— Start —

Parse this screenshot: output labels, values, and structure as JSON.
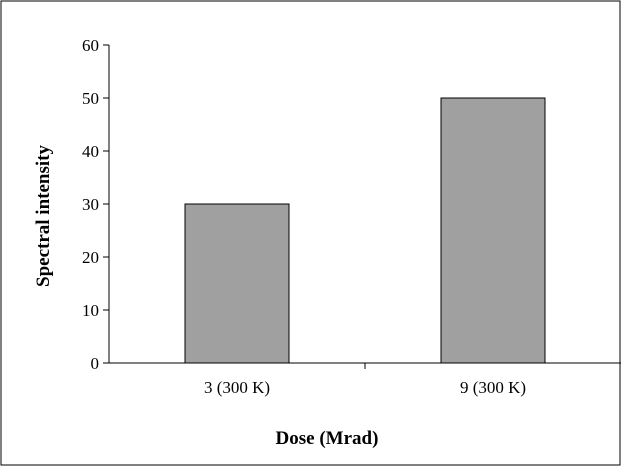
{
  "chart_data": {
    "type": "bar",
    "title": "",
    "xlabel": "Dose (Mrad)",
    "ylabel": "Spectral intensity",
    "categories": [
      "3 (300 K)",
      "9 (300 K)"
    ],
    "values": [
      30,
      50
    ],
    "ylim": [
      0,
      60
    ],
    "yticks": [
      0,
      10,
      20,
      30,
      40,
      50,
      60
    ],
    "grid": false,
    "legend": "none",
    "bar_color": "#a0a0a0",
    "bar_edge_color": "#000000",
    "frame_color": "#000000"
  }
}
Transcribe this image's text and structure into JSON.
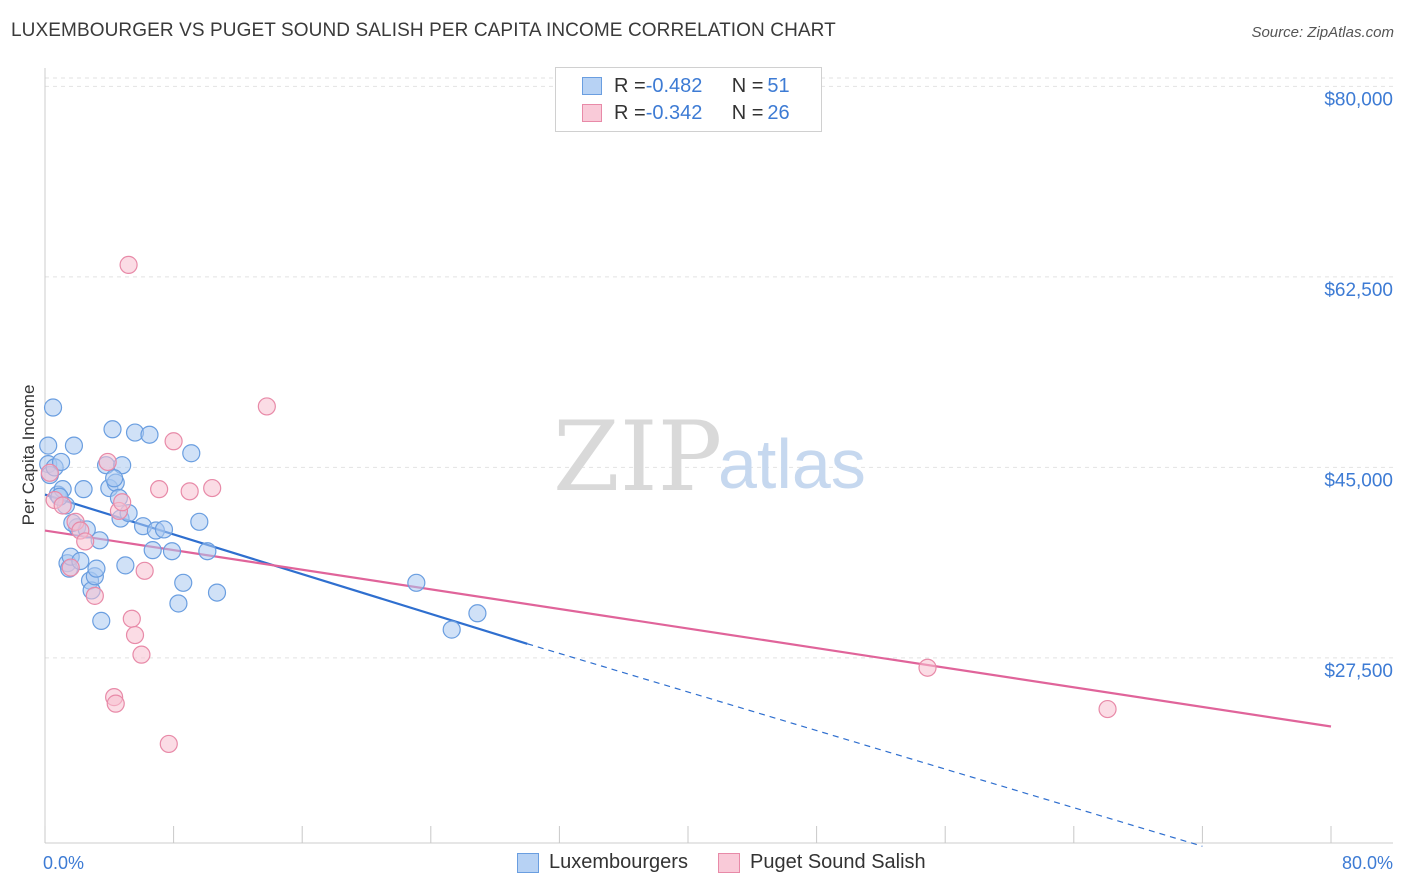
{
  "header": {
    "title": "LUXEMBOURGER VS PUGET SOUND SALISH PER CAPITA INCOME CORRELATION CHART",
    "source": "Source: ZipAtlas.com"
  },
  "watermark": {
    "zip": "ZIP",
    "atlas": "atlas"
  },
  "legend": {
    "series": [
      {
        "r_label": "R = ",
        "r_value": "-0.482",
        "n_label": "N = ",
        "n_value": "51",
        "color": "#a9c8f0",
        "border": "#6a9ee0"
      },
      {
        "r_label": "R = ",
        "r_value": "-0.342",
        "n_label": "N = ",
        "n_value": "26",
        "color": "#f7c0d0",
        "border": "#e88aa8"
      }
    ]
  },
  "bottom_legend": [
    "Luxembourgers",
    "Puget Sound Salish"
  ],
  "chart_data": {
    "type": "scatter",
    "title": "LUXEMBOURGER VS PUGET SOUND SALISH PER CAPITA INCOME CORRELATION CHART",
    "xlabel": "",
    "ylabel": "Per Capita Income",
    "xlim": [
      0,
      80
    ],
    "ylim": [
      10500,
      81500
    ],
    "x_tick_labels": [
      "0.0%",
      "80.0%"
    ],
    "y_ticks": [
      27500,
      45000,
      62500,
      80000
    ],
    "y_tick_labels": [
      "$27,500",
      "$45,000",
      "$62,500",
      "$80,000"
    ],
    "x_minor_ticks": [
      0,
      8,
      16,
      24,
      32,
      40,
      48,
      56,
      64,
      72,
      80
    ],
    "series": [
      {
        "name": "Luxembourgers",
        "color": "#6a9ee0",
        "fill": "#a9c8f0",
        "line_color": "#2f6fcf",
        "trend": {
          "x0": 0.0,
          "y0": 42500,
          "x1": 30.0,
          "y1": 28800,
          "dash_to_x": 72.0,
          "dash_to_y": 10200
        },
        "points": [
          [
            0.2,
            47000
          ],
          [
            0.2,
            45300
          ],
          [
            0.3,
            44300
          ],
          [
            0.5,
            50500
          ],
          [
            0.6,
            45000
          ],
          [
            0.8,
            42500
          ],
          [
            1.0,
            45500
          ],
          [
            1.1,
            43000
          ],
          [
            1.3,
            41500
          ],
          [
            1.4,
            36200
          ],
          [
            1.5,
            35700
          ],
          [
            1.6,
            36800
          ],
          [
            1.8,
            47000
          ],
          [
            2.0,
            39500
          ],
          [
            2.2,
            36400
          ],
          [
            2.4,
            43000
          ],
          [
            2.6,
            39300
          ],
          [
            2.8,
            34600
          ],
          [
            2.9,
            33700
          ],
          [
            3.1,
            35000
          ],
          [
            3.2,
            35700
          ],
          [
            3.4,
            38300
          ],
          [
            3.5,
            30900
          ],
          [
            3.8,
            45200
          ],
          [
            4.0,
            43100
          ],
          [
            4.2,
            48500
          ],
          [
            4.4,
            43600
          ],
          [
            4.6,
            42200
          ],
          [
            4.7,
            40300
          ],
          [
            4.8,
            45200
          ],
          [
            5.0,
            36000
          ],
          [
            5.2,
            40800
          ],
          [
            5.6,
            48200
          ],
          [
            6.1,
            39600
          ],
          [
            6.5,
            48000
          ],
          [
            6.7,
            37400
          ],
          [
            6.9,
            39200
          ],
          [
            7.4,
            39300
          ],
          [
            7.9,
            37300
          ],
          [
            8.3,
            32500
          ],
          [
            8.6,
            34400
          ],
          [
            9.1,
            46300
          ],
          [
            9.6,
            40000
          ],
          [
            10.1,
            37300
          ],
          [
            10.7,
            33500
          ],
          [
            23.1,
            34400
          ],
          [
            25.3,
            30100
          ],
          [
            26.9,
            31600
          ],
          [
            0.9,
            42300
          ],
          [
            1.7,
            39900
          ],
          [
            4.3,
            44000
          ]
        ]
      },
      {
        "name": "Puget Sound Salish",
        "color": "#e88aa8",
        "fill": "#f7c0d0",
        "line_color": "#e0649a",
        "trend": {
          "x0": 0.0,
          "y0": 39200,
          "x1": 80.0,
          "y1": 21200
        },
        "points": [
          [
            0.3,
            44500
          ],
          [
            0.6,
            42000
          ],
          [
            1.1,
            41500
          ],
          [
            1.6,
            35800
          ],
          [
            1.9,
            40000
          ],
          [
            2.2,
            39200
          ],
          [
            2.5,
            38200
          ],
          [
            3.1,
            33200
          ],
          [
            3.9,
            45500
          ],
          [
            4.3,
            23900
          ],
          [
            4.4,
            23300
          ],
          [
            4.6,
            41000
          ],
          [
            5.2,
            63600
          ],
          [
            5.4,
            31100
          ],
          [
            5.6,
            29600
          ],
          [
            6.0,
            27800
          ],
          [
            6.2,
            35500
          ],
          [
            7.1,
            43000
          ],
          [
            7.7,
            19600
          ],
          [
            8.0,
            47400
          ],
          [
            9.0,
            42800
          ],
          [
            10.4,
            43100
          ],
          [
            13.8,
            50600
          ],
          [
            54.9,
            26600
          ],
          [
            66.1,
            22800
          ],
          [
            4.8,
            41800
          ]
        ]
      }
    ]
  }
}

— End —

- Challenge -
Without the pictures, write out the whole listing above exactly as it appears.

- Correct output -
Parse this screenshot: output labels, values, and structure as JSON.
{
  "chart_data": {
    "type": "bar",
    "title": "",
    "xlabel": "Dose (Mrad)",
    "ylabel": "Spectral intensity",
    "categories": [
      "3 (300 K)",
      "9 (300 K)"
    ],
    "values": [
      30,
      50
    ],
    "ylim": [
      0,
      60
    ],
    "yticks": [
      0,
      10,
      20,
      30,
      40,
      50,
      60
    ],
    "grid": false,
    "legend": "none",
    "bar_color": "#a0a0a0",
    "bar_edge_color": "#000000",
    "frame_color": "#000000"
  }
}
Transcribe this image's text and structure into JSON.
{
  "header": {
    "title": "LUXEMBOURGER VS PUGET SOUND SALISH PER CAPITA INCOME CORRELATION CHART",
    "source": "Source: ZipAtlas.com"
  },
  "watermark": {
    "zip": "ZIP",
    "atlas": "atlas"
  },
  "legend": {
    "series": [
      {
        "r_label": "R = ",
        "r_value": "-0.482",
        "n_label": "N = ",
        "n_value": "51",
        "color": "#a9c8f0",
        "border": "#6a9ee0"
      },
      {
        "r_label": "R = ",
        "r_value": "-0.342",
        "n_label": "N = ",
        "n_value": "26",
        "color": "#f7c0d0",
        "border": "#e88aa8"
      }
    ]
  },
  "bottom_legend": [
    "Luxembourgers",
    "Puget Sound Salish"
  ],
  "chart_data": {
    "type": "scatter",
    "title": "LUXEMBOURGER VS PUGET SOUND SALISH PER CAPITA INCOME CORRELATION CHART",
    "xlabel": "",
    "ylabel": "Per Capita Income",
    "xlim": [
      0,
      80
    ],
    "ylim": [
      10500,
      81500
    ],
    "x_tick_labels": [
      "0.0%",
      "80.0%"
    ],
    "y_ticks": [
      27500,
      45000,
      62500,
      80000
    ],
    "y_tick_labels": [
      "$27,500",
      "$45,000",
      "$62,500",
      "$80,000"
    ],
    "x_minor_ticks": [
      0,
      8,
      16,
      24,
      32,
      40,
      48,
      56,
      64,
      72,
      80
    ],
    "series": [
      {
        "name": "Luxembourgers",
        "color": "#6a9ee0",
        "fill": "#a9c8f0",
        "line_color": "#2f6fcf",
        "trend": {
          "x0": 0.0,
          "y0": 42500,
          "x1": 30.0,
          "y1": 28800,
          "dash_to_x": 72.0,
          "dash_to_y": 10200
        },
        "points": [
          [
            0.2,
            47000
          ],
          [
            0.2,
            45300
          ],
          [
            0.3,
            44300
          ],
          [
            0.5,
            50500
          ],
          [
            0.6,
            45000
          ],
          [
            0.8,
            42500
          ],
          [
            1.0,
            45500
          ],
          [
            1.1,
            43000
          ],
          [
            1.3,
            41500
          ],
          [
            1.4,
            36200
          ],
          [
            1.5,
            35700
          ],
          [
            1.6,
            36800
          ],
          [
            1.8,
            47000
          ],
          [
            2.0,
            39500
          ],
          [
            2.2,
            36400
          ],
          [
            2.4,
            43000
          ],
          [
            2.6,
            39300
          ],
          [
            2.8,
            34600
          ],
          [
            2.9,
            33700
          ],
          [
            3.1,
            35000
          ],
          [
            3.2,
            35700
          ],
          [
            3.4,
            38300
          ],
          [
            3.5,
            30900
          ],
          [
            3.8,
            45200
          ],
          [
            4.0,
            43100
          ],
          [
            4.2,
            48500
          ],
          [
            4.4,
            43600
          ],
          [
            4.6,
            42200
          ],
          [
            4.7,
            40300
          ],
          [
            4.8,
            45200
          ],
          [
            5.0,
            36000
          ],
          [
            5.2,
            40800
          ],
          [
            5.6,
            48200
          ],
          [
            6.1,
            39600
          ],
          [
            6.5,
            48000
          ],
          [
            6.7,
            37400
          ],
          [
            6.9,
            39200
          ],
          [
            7.4,
            39300
          ],
          [
            7.9,
            37300
          ],
          [
            8.3,
            32500
          ],
          [
            8.6,
            34400
          ],
          [
            9.1,
            46300
          ],
          [
            9.6,
            40000
          ],
          [
            10.1,
            37300
          ],
          [
            10.7,
            33500
          ],
          [
            23.1,
            34400
          ],
          [
            25.3,
            30100
          ],
          [
            26.9,
            31600
          ],
          [
            0.9,
            42300
          ],
          [
            1.7,
            39900
          ],
          [
            4.3,
            44000
          ]
        ]
      },
      {
        "name": "Puget Sound Salish",
        "color": "#e88aa8",
        "fill": "#f7c0d0",
        "line_color": "#e0649a",
        "trend": {
          "x0": 0.0,
          "y0": 39200,
          "x1": 80.0,
          "y1": 21200
        },
        "points": [
          [
            0.3,
            44500
          ],
          [
            0.6,
            42000
          ],
          [
            1.1,
            41500
          ],
          [
            1.6,
            35800
          ],
          [
            1.9,
            40000
          ],
          [
            2.2,
            39200
          ],
          [
            2.5,
            38200
          ],
          [
            3.1,
            33200
          ],
          [
            3.9,
            45500
          ],
          [
            4.3,
            23900
          ],
          [
            4.4,
            23300
          ],
          [
            4.6,
            41000
          ],
          [
            5.2,
            63600
          ],
          [
            5.4,
            31100
          ],
          [
            5.6,
            29600
          ],
          [
            6.0,
            27800
          ],
          [
            6.2,
            35500
          ],
          [
            7.1,
            43000
          ],
          [
            7.7,
            19600
          ],
          [
            8.0,
            47400
          ],
          [
            9.0,
            42800
          ],
          [
            10.4,
            43100
          ],
          [
            13.8,
            50600
          ],
          [
            54.9,
            26600
          ],
          [
            66.1,
            22800
          ],
          [
            4.8,
            41800
          ]
        ]
      }
    ]
  }
}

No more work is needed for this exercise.